■ Problem requirements ■
Look below. Copy each line that has "content" in it.

■ Material to process ■
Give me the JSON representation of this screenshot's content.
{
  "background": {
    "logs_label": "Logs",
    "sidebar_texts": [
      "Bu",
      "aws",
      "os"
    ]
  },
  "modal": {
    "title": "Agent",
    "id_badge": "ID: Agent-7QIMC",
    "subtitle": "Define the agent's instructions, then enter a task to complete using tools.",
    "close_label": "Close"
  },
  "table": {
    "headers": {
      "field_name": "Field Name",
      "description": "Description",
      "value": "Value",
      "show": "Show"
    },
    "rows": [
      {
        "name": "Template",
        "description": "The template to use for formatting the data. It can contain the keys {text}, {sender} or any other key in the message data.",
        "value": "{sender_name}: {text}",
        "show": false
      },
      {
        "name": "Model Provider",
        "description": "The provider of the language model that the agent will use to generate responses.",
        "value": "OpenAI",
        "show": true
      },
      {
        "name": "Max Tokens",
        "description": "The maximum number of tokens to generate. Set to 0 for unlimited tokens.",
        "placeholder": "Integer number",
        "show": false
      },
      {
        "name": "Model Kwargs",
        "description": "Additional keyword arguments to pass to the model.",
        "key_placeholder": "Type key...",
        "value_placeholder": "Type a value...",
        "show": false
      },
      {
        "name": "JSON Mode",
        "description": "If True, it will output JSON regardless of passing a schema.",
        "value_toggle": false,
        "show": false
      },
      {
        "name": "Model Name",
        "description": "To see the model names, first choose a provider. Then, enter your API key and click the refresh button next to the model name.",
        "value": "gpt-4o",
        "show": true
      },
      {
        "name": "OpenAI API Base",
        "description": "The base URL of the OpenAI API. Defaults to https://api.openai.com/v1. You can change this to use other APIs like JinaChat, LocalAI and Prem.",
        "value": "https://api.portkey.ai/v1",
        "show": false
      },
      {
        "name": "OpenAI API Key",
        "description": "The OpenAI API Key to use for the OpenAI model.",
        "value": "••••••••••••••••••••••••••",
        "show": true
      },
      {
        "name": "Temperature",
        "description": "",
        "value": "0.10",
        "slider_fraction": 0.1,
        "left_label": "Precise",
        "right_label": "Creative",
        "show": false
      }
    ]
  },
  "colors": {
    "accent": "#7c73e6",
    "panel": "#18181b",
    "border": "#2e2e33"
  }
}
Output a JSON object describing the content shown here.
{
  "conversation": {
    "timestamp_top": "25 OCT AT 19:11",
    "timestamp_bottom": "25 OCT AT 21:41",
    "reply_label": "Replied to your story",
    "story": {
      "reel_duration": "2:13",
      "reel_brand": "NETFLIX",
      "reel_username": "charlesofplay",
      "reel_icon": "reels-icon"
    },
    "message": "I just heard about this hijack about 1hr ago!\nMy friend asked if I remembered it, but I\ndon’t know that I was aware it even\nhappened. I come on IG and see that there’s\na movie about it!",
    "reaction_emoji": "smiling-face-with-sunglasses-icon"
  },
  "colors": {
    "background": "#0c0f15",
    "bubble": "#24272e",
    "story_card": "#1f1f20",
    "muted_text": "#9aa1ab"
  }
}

■ Answer to the exercise ■
Give me the JSON representation of this screenshot's content.
Output a JSON object describing the content shown here.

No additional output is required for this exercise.